* RECORDS TO USE

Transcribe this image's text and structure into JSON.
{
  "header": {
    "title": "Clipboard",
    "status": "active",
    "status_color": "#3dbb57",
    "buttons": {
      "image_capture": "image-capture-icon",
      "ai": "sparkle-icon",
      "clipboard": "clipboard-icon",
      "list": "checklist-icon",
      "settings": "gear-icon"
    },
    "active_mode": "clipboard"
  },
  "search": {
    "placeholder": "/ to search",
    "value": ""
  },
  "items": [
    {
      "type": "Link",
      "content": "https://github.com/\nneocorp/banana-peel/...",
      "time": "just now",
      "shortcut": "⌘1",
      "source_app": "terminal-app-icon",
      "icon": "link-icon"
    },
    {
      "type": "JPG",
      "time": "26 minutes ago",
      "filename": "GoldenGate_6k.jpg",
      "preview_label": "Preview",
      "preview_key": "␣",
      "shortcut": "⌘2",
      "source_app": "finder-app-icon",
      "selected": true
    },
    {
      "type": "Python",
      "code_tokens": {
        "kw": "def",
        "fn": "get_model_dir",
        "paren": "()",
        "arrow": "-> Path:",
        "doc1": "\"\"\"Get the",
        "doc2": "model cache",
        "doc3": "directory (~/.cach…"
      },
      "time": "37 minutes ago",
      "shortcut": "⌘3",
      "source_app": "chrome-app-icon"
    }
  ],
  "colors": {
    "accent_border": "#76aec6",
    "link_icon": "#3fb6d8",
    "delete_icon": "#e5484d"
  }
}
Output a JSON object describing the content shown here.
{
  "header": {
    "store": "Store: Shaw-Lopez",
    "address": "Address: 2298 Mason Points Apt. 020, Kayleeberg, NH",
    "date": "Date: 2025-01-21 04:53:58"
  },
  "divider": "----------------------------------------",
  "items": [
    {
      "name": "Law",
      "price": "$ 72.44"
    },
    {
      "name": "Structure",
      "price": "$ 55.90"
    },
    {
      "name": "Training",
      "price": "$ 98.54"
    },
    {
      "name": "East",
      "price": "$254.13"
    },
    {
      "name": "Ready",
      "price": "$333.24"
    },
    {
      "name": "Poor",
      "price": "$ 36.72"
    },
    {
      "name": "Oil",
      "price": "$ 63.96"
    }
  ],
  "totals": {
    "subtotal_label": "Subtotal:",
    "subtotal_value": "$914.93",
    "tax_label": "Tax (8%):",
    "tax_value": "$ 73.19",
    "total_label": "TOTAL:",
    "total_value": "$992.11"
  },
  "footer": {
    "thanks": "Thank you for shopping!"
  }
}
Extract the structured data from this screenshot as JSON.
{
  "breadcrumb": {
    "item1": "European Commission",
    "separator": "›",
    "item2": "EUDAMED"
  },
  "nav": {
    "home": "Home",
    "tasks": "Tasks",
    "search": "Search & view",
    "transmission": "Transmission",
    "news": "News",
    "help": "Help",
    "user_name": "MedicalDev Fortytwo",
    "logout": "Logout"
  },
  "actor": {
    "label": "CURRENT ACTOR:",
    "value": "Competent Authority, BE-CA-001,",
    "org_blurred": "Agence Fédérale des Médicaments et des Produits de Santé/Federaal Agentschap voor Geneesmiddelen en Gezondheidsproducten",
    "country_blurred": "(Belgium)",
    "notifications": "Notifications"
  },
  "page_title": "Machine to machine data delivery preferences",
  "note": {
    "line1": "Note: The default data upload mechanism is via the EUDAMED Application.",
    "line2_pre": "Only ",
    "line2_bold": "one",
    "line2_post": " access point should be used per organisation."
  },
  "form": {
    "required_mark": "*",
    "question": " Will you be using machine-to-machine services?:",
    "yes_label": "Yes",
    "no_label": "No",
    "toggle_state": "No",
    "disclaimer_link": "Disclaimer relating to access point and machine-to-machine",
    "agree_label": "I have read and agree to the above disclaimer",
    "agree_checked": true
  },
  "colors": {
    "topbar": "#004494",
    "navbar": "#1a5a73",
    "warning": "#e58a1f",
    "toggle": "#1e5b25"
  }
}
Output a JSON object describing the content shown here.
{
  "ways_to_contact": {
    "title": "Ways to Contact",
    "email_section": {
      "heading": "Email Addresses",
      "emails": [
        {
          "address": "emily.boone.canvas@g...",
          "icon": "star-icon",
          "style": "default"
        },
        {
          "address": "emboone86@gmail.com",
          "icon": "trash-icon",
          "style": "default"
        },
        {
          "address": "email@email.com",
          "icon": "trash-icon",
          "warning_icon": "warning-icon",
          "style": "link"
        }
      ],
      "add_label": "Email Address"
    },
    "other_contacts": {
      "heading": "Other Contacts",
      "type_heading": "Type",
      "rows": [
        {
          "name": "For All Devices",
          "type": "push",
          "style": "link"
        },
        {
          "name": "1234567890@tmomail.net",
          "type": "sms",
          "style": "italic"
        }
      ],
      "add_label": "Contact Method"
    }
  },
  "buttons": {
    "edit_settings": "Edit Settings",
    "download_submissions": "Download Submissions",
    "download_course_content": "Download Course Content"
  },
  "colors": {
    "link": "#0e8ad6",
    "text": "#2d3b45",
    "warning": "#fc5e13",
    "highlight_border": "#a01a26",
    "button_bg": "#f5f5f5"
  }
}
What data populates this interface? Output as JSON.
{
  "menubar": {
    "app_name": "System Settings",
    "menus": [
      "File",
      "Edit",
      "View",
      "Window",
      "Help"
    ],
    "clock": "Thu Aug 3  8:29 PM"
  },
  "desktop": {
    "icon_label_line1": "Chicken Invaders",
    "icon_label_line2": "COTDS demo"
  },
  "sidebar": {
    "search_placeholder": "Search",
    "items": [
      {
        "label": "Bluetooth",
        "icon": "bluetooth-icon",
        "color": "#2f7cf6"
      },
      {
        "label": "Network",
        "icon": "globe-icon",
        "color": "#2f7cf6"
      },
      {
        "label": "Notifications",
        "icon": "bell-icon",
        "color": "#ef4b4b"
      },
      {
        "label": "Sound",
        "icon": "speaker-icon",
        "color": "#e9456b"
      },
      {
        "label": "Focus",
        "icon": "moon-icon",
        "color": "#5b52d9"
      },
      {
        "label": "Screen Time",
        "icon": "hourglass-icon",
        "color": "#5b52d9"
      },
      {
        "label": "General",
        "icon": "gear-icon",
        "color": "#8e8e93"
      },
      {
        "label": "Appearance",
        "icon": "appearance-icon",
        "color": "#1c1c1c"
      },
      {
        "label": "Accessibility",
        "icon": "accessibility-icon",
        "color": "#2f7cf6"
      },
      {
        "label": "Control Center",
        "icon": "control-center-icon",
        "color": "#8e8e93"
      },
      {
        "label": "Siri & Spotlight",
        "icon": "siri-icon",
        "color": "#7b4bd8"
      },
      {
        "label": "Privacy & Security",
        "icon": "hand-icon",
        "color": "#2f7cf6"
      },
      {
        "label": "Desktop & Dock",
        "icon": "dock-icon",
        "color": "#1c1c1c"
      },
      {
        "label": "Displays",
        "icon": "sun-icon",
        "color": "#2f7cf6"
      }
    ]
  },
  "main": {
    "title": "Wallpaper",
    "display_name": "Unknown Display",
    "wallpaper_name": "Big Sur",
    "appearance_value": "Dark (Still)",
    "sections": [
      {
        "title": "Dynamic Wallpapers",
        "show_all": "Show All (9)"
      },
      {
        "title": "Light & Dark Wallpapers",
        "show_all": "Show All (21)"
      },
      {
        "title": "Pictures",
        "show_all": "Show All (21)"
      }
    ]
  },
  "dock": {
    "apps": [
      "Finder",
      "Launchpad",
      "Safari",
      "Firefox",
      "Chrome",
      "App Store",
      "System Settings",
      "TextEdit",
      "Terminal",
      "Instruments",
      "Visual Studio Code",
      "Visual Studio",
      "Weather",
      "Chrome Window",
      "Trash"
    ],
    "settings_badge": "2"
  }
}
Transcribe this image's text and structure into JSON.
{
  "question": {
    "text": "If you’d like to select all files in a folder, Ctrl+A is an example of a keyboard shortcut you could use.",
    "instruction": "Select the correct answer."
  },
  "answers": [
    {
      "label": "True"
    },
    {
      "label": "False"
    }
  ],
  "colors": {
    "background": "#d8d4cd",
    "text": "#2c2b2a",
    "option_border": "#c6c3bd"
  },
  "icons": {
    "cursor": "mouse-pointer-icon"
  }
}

* STATED PROBLEM
Count up the lines in the listing that hold the word "price", and give that number only.

* FULL ANSWER
7